### Stored data:
--------------------------------------------------

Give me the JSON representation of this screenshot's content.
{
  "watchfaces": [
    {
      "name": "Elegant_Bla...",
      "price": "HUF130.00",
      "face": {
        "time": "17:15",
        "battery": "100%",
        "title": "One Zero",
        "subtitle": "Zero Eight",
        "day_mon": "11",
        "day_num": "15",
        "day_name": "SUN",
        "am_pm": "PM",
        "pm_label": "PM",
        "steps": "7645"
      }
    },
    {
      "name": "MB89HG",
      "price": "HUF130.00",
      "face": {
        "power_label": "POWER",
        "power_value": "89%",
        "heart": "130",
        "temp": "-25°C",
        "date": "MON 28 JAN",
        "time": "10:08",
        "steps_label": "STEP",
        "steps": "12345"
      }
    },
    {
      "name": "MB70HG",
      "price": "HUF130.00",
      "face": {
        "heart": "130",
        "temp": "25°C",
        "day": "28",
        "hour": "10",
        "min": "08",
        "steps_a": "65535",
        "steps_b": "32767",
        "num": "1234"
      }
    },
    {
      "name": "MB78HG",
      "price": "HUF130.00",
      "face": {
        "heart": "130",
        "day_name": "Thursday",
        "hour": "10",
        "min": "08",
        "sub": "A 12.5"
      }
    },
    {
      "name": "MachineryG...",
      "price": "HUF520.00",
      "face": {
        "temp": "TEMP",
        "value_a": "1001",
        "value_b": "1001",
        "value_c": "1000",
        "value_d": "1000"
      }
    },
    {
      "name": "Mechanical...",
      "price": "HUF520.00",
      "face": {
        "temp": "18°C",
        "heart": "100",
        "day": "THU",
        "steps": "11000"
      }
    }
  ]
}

--------------------------------------------------

### Problem details:
Every record shown above should be written out again exactly.

### The answer:
Give me the JSON representation of this screenshot's content.
{
  "watchfaces": [
    {
      "name": "Elegant_Bla...",
      "price": "HUF130.00",
      "face": {
        "time": "17:15",
        "battery": "100%",
        "title": "One Zero",
        "subtitle": "Zero Eight",
        "day_mon": "11",
        "day_num": "15",
        "day_name": "SUN",
        "am_pm": "PM",
        "pm_label": "PM",
        "steps": "7645"
      }
    },
    {
      "name": "MB89HG",
      "price": "HUF130.00",
      "face": {
        "power_label": "POWER",
        "power_value": "89%",
        "heart": "130",
        "temp": "-25°C",
        "date": "MON 28 JAN",
        "time": "10:08",
        "steps_label": "STEP",
        "steps": "12345"
      }
    },
    {
      "name": "MB70HG",
      "price": "HUF130.00",
      "face": {
        "heart": "130",
        "temp": "25°C",
        "day": "28",
        "hour": "10",
        "min": "08",
        "steps_a": "65535",
        "steps_b": "32767",
        "num": "1234"
      }
    },
    {
      "name": "MB78HG",
      "price": "HUF130.00",
      "face": {
        "heart": "130",
        "day_name": "Thursday",
        "hour": "10",
        "min": "08",
        "sub": "A 12.5"
      }
    },
    {
      "name": "MachineryG...",
      "price": "HUF520.00",
      "face": {
        "temp": "TEMP",
        "value_a": "1001",
        "value_b": "1001",
        "value_c": "1000",
        "value_d": "1000"
      }
    },
    {
      "name": "Mechanical...",
      "price": "HUF520.00",
      "face": {
        "temp": "18°C",
        "heart": "100",
        "day": "THU",
        "steps": "11000"
      }
    }
  ]
}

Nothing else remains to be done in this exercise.